→ **JOB**: Give only the count of lines containing "this".

[Stored items]
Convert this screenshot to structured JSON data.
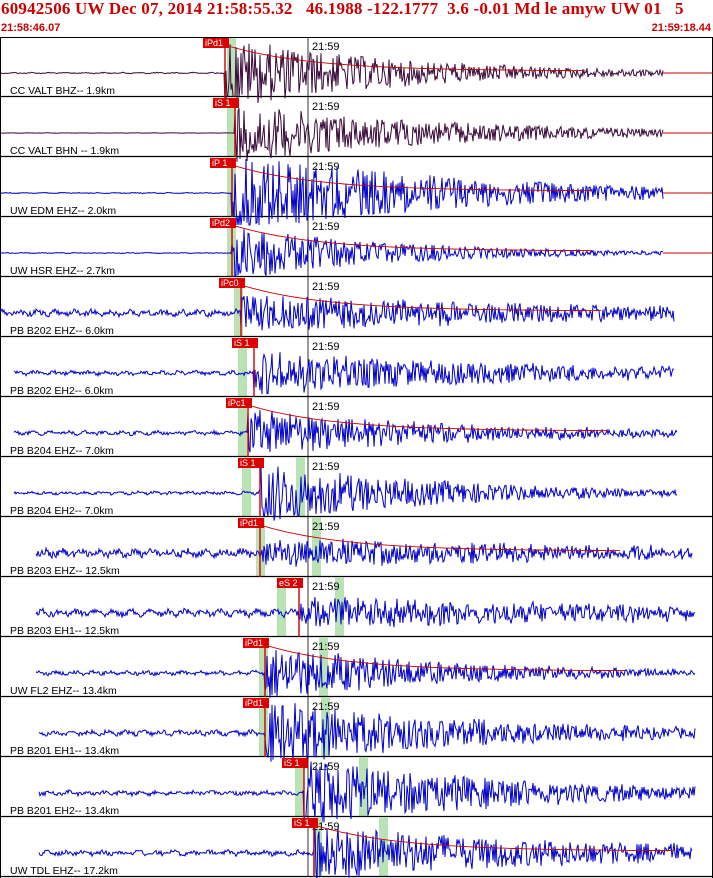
{
  "header": {
    "title": "60942506 UW Dec 07, 2014 21:58:55.32   46.1988 -122.1777  3.6 -0.01 Md le amyw UW 01   5",
    "time_start": "21:58:46.07",
    "time_end": "21:59:18.44",
    "minute_tick": "21:59"
  },
  "colors": {
    "accent_red": "#cc0000",
    "broadband_trace": "#3a0a3a",
    "short_period_trace": "#0000cc",
    "pick_window": "#b9e3b5",
    "coda_fit": "#cc0000"
  },
  "traces": [
    {
      "label": "CC VALT BHZ-- 1.9km",
      "pick": "iPd1",
      "color": "#3a0a3a",
      "amp": 1.4,
      "onset": 0.316,
      "noise": 0.08,
      "end": 0.93,
      "start": 0.0,
      "coda": true,
      "gp": 0.33,
      "decay": 0.25
    },
    {
      "label": "CC VALT BHN -- 1.9km",
      "pick": "iS 1",
      "color": "#3a0a3a",
      "amp": 1.15,
      "onset": 0.33,
      "noise": 0.02,
      "end": 0.93,
      "start": 0.0,
      "coda": false,
      "gp": 0.33,
      "decay": 0.3
    },
    {
      "label": "UW EDM EHZ-- 2.0km",
      "pick": "iP 1",
      "color": "#0000cc",
      "amp": 1.6,
      "onset": 0.326,
      "noise": 0.06,
      "end": 0.93,
      "start": 0.0,
      "coda": true,
      "gp": 0.33,
      "decay": 0.33
    },
    {
      "label": "UW HSR EHZ-- 2.7km",
      "pick": "iPd2",
      "color": "#0000cc",
      "amp": 1.1,
      "onset": 0.326,
      "noise": 0.06,
      "end": 0.93,
      "start": 0.0,
      "coda": true,
      "gp": 0.33,
      "decay": 0.22
    },
    {
      "label": "PB B202 EHZ-- 6.0km",
      "pick": "iPc0",
      "color": "#0000cc",
      "amp": 0.75,
      "onset": 0.338,
      "noise": 0.45,
      "end": 0.945,
      "start": 0.0,
      "coda": true,
      "gp": 0.34,
      "decay": 0.5
    },
    {
      "label": "PB B202 EH2-- 6.0km",
      "pick": "iS 1",
      "color": "#0000cc",
      "amp": 0.85,
      "onset": 0.356,
      "noise": 0.3,
      "end": 0.945,
      "start": 0.02,
      "coda": false,
      "gp": 0.345,
      "decay": 0.4
    },
    {
      "label": "PB B204 EHZ-- 7.0km",
      "pick": "iPc1",
      "color": "#0000cc",
      "amp": 0.9,
      "onset": 0.348,
      "noise": 0.28,
      "end": 0.95,
      "start": 0.02,
      "coda": true,
      "gp": 0.345,
      "decay": 0.3
    },
    {
      "label": "PB B204 EH2-- 7.0km",
      "pick": "iS 1",
      "color": "#0000cc",
      "amp": 1.2,
      "onset": 0.365,
      "noise": 0.22,
      "end": 0.95,
      "start": 0.02,
      "coda": false,
      "gp": 0.35,
      "decay": 0.25
    },
    {
      "label": "PB B203 EHZ-- 12.5km",
      "pick": "iPd1",
      "color": "#0000cc",
      "amp": 0.55,
      "onset": 0.365,
      "noise": 0.55,
      "end": 0.97,
      "start": 0.05,
      "coda": true,
      "gp": 0.37,
      "decay": 0.6
    },
    {
      "label": "PB B203 EH1-- 12.5km",
      "pick": "eS 2",
      "color": "#0000cc",
      "amp": 0.6,
      "onset": 0.42,
      "noise": 0.5,
      "end": 0.975,
      "start": 0.05,
      "coda": false,
      "gp": 0.4,
      "decay": 0.6
    },
    {
      "label": "UW FL2 EHZ-- 13.4km",
      "pick": "iPd1",
      "color": "#0000cc",
      "amp": 1.1,
      "onset": 0.372,
      "noise": 0.3,
      "end": 0.975,
      "start": 0.05,
      "coda": true,
      "gp": 0.375,
      "decay": 0.25
    },
    {
      "label": "PB B201 EH1-- 13.4km",
      "pick": "iPd1",
      "color": "#0000cc",
      "amp": 1.3,
      "onset": 0.372,
      "noise": 0.35,
      "end": 0.975,
      "start": 0.055,
      "coda": false,
      "gp": 0.375,
      "decay": 0.3
    },
    {
      "label": "PB B201 EH2-- 13.4km",
      "pick": "iS 1",
      "color": "#0000cc",
      "amp": 1.3,
      "onset": 0.426,
      "noise": 0.32,
      "end": 0.975,
      "start": 0.055,
      "coda": false,
      "gp": 0.425,
      "decay": 0.3
    },
    {
      "label": "UW TDL EHZ-- 17.2km",
      "pick": "iS 1",
      "color": "#0000cc",
      "amp": 1.1,
      "onset": 0.44,
      "noise": 0.35,
      "end": 0.97,
      "start": 0.055,
      "coda": true,
      "gp": 0.45,
      "decay": 0.4
    }
  ]
}
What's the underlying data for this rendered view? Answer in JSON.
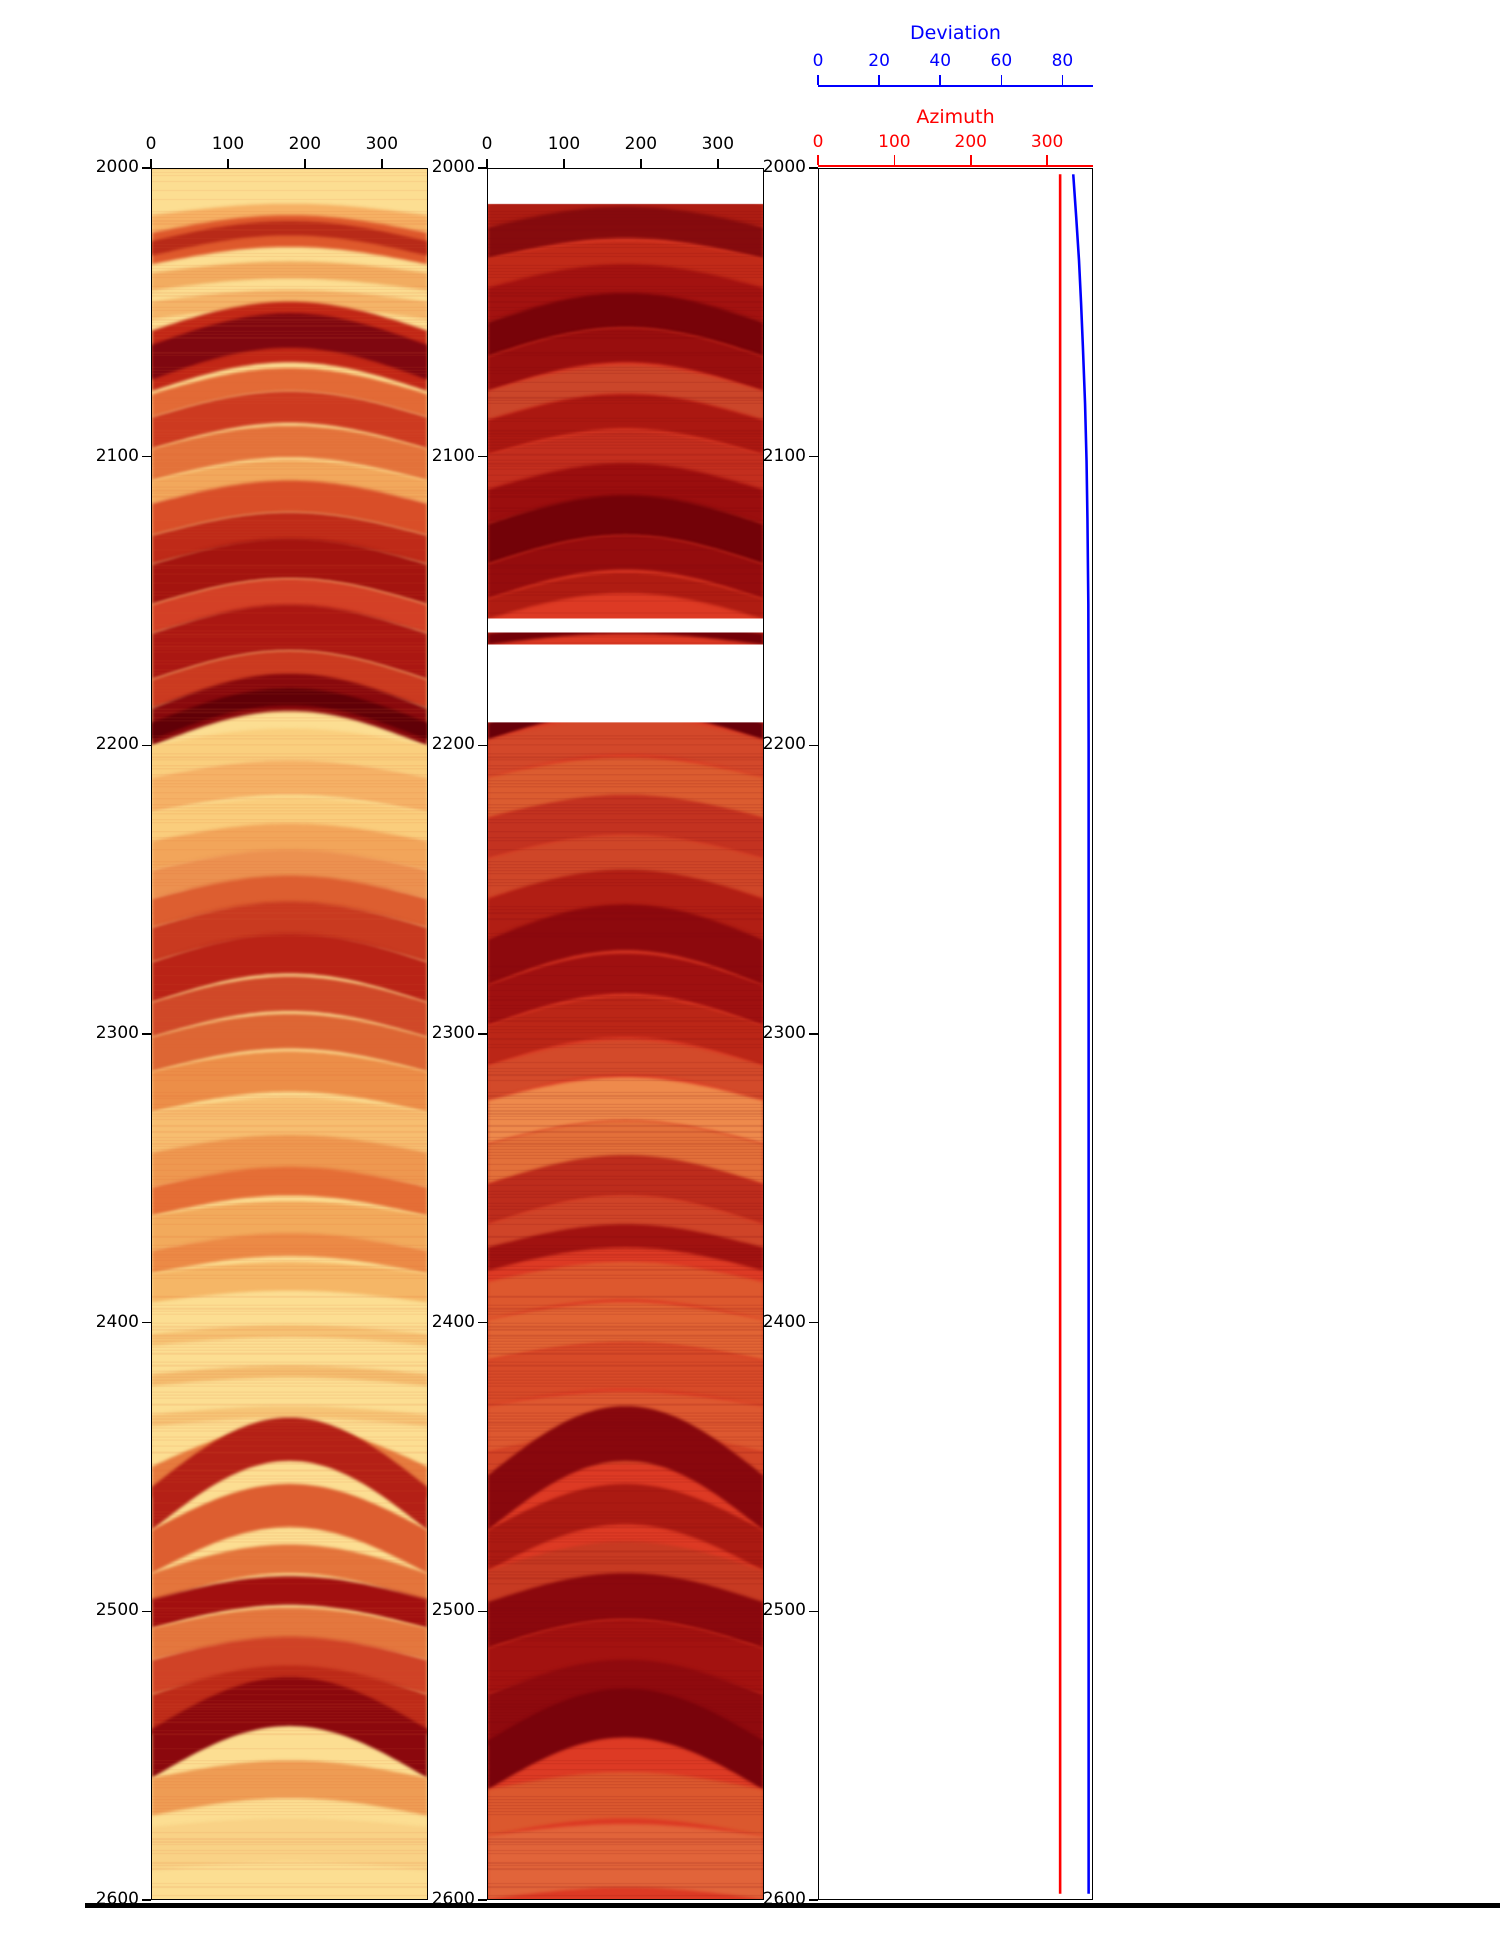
{
  "figure": {
    "background": "#ffffff",
    "border_color": "#000000"
  },
  "depth_axis": {
    "min": 2000,
    "max": 2600,
    "tick_values": [
      2000,
      2100,
      2200,
      2300,
      2400,
      2500,
      2600
    ],
    "tick_labels": [
      "2000",
      "2100",
      "2200",
      "2300",
      "2400",
      "2500",
      "2600"
    ]
  },
  "degree_axis": {
    "min": 0,
    "max": 360,
    "tick_values": [
      0,
      100,
      200,
      300
    ],
    "tick_labels": [
      "0",
      "100",
      "200",
      "300"
    ]
  },
  "deviation_axis": {
    "label": "Deviation",
    "color": "#0000ff",
    "min": 0,
    "max": 90,
    "tick_values": [
      0,
      20,
      40,
      60,
      80
    ],
    "tick_labels": [
      "0",
      "20",
      "40",
      "60",
      "80"
    ]
  },
  "azimuth_axis": {
    "label": "Azimuth",
    "color": "#ff0000",
    "min": 0,
    "max": 360,
    "tick_values": [
      0,
      100,
      200,
      300
    ],
    "tick_labels": [
      "0",
      "100",
      "200",
      "300"
    ]
  },
  "chart_data": [
    {
      "type": "heatmap",
      "name": "borehole-image-log-left",
      "x_range": [
        0,
        360
      ],
      "depth_range": [
        2000,
        2600
      ],
      "colormap": "yellow-orange-red",
      "background": "#FCDE92",
      "streak_color": "#E06030",
      "streak_alpha": 0.12,
      "gaps": [],
      "bands": [
        [
          2016,
          2022,
          "#F6B164",
          4
        ],
        [
          2022,
          2033,
          "#DF592C",
          6
        ],
        [
          2025,
          2030,
          "#B82A18",
          7
        ],
        [
          2036,
          2042,
          "#F2AC60",
          4
        ],
        [
          2046,
          2052,
          "#F4B468",
          4
        ],
        [
          2056,
          2077,
          "#C22716",
          10
        ],
        [
          2061,
          2073,
          "#7F0710",
          11
        ],
        [
          2078,
          2086,
          "#E36A36",
          9
        ],
        [
          2086,
          2097,
          "#CD3A20",
          9
        ],
        [
          2097,
          2108,
          "#E4743C",
          8
        ],
        [
          2108,
          2116,
          "#F2A85C",
          7
        ],
        [
          2116,
          2127,
          "#D94E28",
          8
        ],
        [
          2127,
          2137,
          "#BF2A18",
          8
        ],
        [
          2137,
          2151,
          "#A4140F",
          9
        ],
        [
          2151,
          2161,
          "#D44026",
          9
        ],
        [
          2161,
          2177,
          "#AB1712",
          10
        ],
        [
          2177,
          2187,
          "#CB3A20",
          10
        ],
        [
          2187,
          2200,
          "#89090D",
          12
        ],
        [
          2192,
          2198,
          "#600007",
          12
        ],
        [
          2200,
          2211,
          "#FACF7E",
          6
        ],
        [
          2211,
          2223,
          "#F5B166",
          6
        ],
        [
          2223,
          2233,
          "#FACD7C",
          5
        ],
        [
          2233,
          2243,
          "#F2A55A",
          6
        ],
        [
          2243,
          2253,
          "#EC9150",
          7
        ],
        [
          2253,
          2263,
          "#DD5E30",
          8
        ],
        [
          2263,
          2275,
          "#C93A20",
          9
        ],
        [
          2275,
          2289,
          "#BA2316",
          10
        ],
        [
          2289,
          2301,
          "#D04828",
          9
        ],
        [
          2301,
          2313,
          "#DD6634",
          8
        ],
        [
          2313,
          2327,
          "#EC8E48",
          7
        ],
        [
          2327,
          2341,
          "#F7BE70",
          5
        ],
        [
          2341,
          2353,
          "#EE9850",
          6
        ],
        [
          2353,
          2363,
          "#E56E36",
          7
        ],
        [
          2363,
          2375,
          "#F2AA5C",
          5
        ],
        [
          2375,
          2383,
          "#EC8A46",
          6
        ],
        [
          2383,
          2393,
          "#F5B666",
          4
        ],
        [
          2404,
          2408,
          "#F6C273",
          3
        ],
        [
          2418,
          2422,
          "#F4BC6E",
          3
        ],
        [
          2432,
          2436,
          "#F6C476",
          3
        ],
        [
          2450,
          2461,
          "#E67A3E",
          14
        ],
        [
          2457,
          2472,
          "#B42016",
          24
        ],
        [
          2472,
          2487,
          "#DD5E30",
          16
        ],
        [
          2487,
          2497,
          "#E4753C",
          10
        ],
        [
          2496,
          2506,
          "#A20F0F",
          8
        ],
        [
          2506,
          2517,
          "#E4773E",
          7
        ],
        [
          2517,
          2529,
          "#D04226",
          8
        ],
        [
          2529,
          2543,
          "#BD2A18",
          10
        ],
        [
          2541,
          2558,
          "#8B080D",
          18
        ],
        [
          2558,
          2571,
          "#EE9C54",
          6
        ],
        [
          2575,
          2590,
          "#F9D286",
          3
        ]
      ]
    },
    {
      "type": "heatmap",
      "name": "borehole-image-log-middle",
      "x_range": [
        0,
        360
      ],
      "depth_range": [
        2000,
        2600
      ],
      "colormap": "dark-red",
      "background": "#DD3A24",
      "streak_color": "#7A0A0E",
      "streak_alpha": 0.15,
      "gaps": [
        [
          2000,
          2012
        ],
        [
          2156,
          2161
        ],
        [
          2165,
          2192
        ]
      ],
      "bands": [
        [
          2012,
          2020,
          "#AD1C12",
          5
        ],
        [
          2020,
          2031,
          "#860B0D",
          7
        ],
        [
          2031,
          2041,
          "#C12A18",
          6
        ],
        [
          2041,
          2053,
          "#A31210",
          8
        ],
        [
          2053,
          2065,
          "#780309",
          10
        ],
        [
          2065,
          2077,
          "#990E0E",
          10
        ],
        [
          2077,
          2087,
          "#CB462A",
          9
        ],
        [
          2087,
          2099,
          "#AB1811",
          9
        ],
        [
          2099,
          2111,
          "#C32E1E",
          8
        ],
        [
          2111,
          2123,
          "#9B0E0E",
          9
        ],
        [
          2123,
          2137,
          "#730208",
          10
        ],
        [
          2137,
          2149,
          "#950C0D",
          10
        ],
        [
          2149,
          2156,
          "#AF1C12",
          9
        ],
        [
          2161,
          2165,
          "#730108",
          4
        ],
        [
          2192,
          2198,
          "#680009",
          10
        ],
        [
          2198,
          2211,
          "#D3482A",
          8
        ],
        [
          2211,
          2225,
          "#DB5C30",
          7
        ],
        [
          2225,
          2239,
          "#C33220",
          8
        ],
        [
          2239,
          2253,
          "#CF4628",
          8
        ],
        [
          2253,
          2267,
          "#B11E14",
          10
        ],
        [
          2267,
          2283,
          "#8D090D",
          12
        ],
        [
          2283,
          2297,
          "#9F1010",
          11
        ],
        [
          2297,
          2311,
          "#BB2617",
          10
        ],
        [
          2311,
          2323,
          "#D34A2A",
          9
        ],
        [
          2323,
          2338,
          "#EE8A4C",
          8
        ],
        [
          2338,
          2352,
          "#E3703A",
          8
        ],
        [
          2352,
          2366,
          "#BD2C1C",
          10
        ],
        [
          2366,
          2380,
          "#CF4428",
          10
        ],
        [
          2374,
          2382,
          "#A11210",
          8
        ],
        [
          2386,
          2399,
          "#DD582E",
          7
        ],
        [
          2399,
          2413,
          "#E16434",
          6
        ],
        [
          2413,
          2429,
          "#D74A28",
          6
        ],
        [
          2429,
          2445,
          "#DD5830",
          5
        ],
        [
          2445,
          2457,
          "#D34426",
          8
        ],
        [
          2453,
          2472,
          "#89080D",
          24
        ],
        [
          2472,
          2486,
          "#AB1A12",
          16
        ],
        [
          2486,
          2499,
          "#C73A22",
          10
        ],
        [
          2497,
          2513,
          "#8B080D",
          10
        ],
        [
          2513,
          2529,
          "#A31210",
          10
        ],
        [
          2529,
          2547,
          "#8F0A0E",
          12
        ],
        [
          2545,
          2562,
          "#79030B",
          18
        ],
        [
          2562,
          2578,
          "#DB582E",
          6
        ],
        [
          2578,
          2600,
          "#E1643A",
          4
        ]
      ]
    },
    {
      "type": "line",
      "name": "well-trajectory",
      "depth_range": [
        2000,
        2600
      ],
      "legend_position": "top-axes",
      "series": [
        {
          "name": "Deviation",
          "color": "#0000ff",
          "x_range": [
            0,
            90
          ],
          "points": [
            [
              2000,
              83.8
            ],
            [
              2015,
              84.8
            ],
            [
              2030,
              85.7
            ],
            [
              2045,
              86.4
            ],
            [
              2060,
              87.0
            ],
            [
              2080,
              87.7
            ],
            [
              2100,
              88.2
            ],
            [
              2120,
              88.5
            ],
            [
              2150,
              88.8
            ],
            [
              2200,
              88.9
            ],
            [
              2600,
              88.9
            ]
          ]
        },
        {
          "name": "Azimuth",
          "color": "#ff0000",
          "x_range": [
            0,
            360
          ],
          "points": [
            [
              2000,
              318
            ],
            [
              2600,
              318
            ]
          ]
        }
      ]
    }
  ]
}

→ **ANSWER TO THE EXERCISE**: 2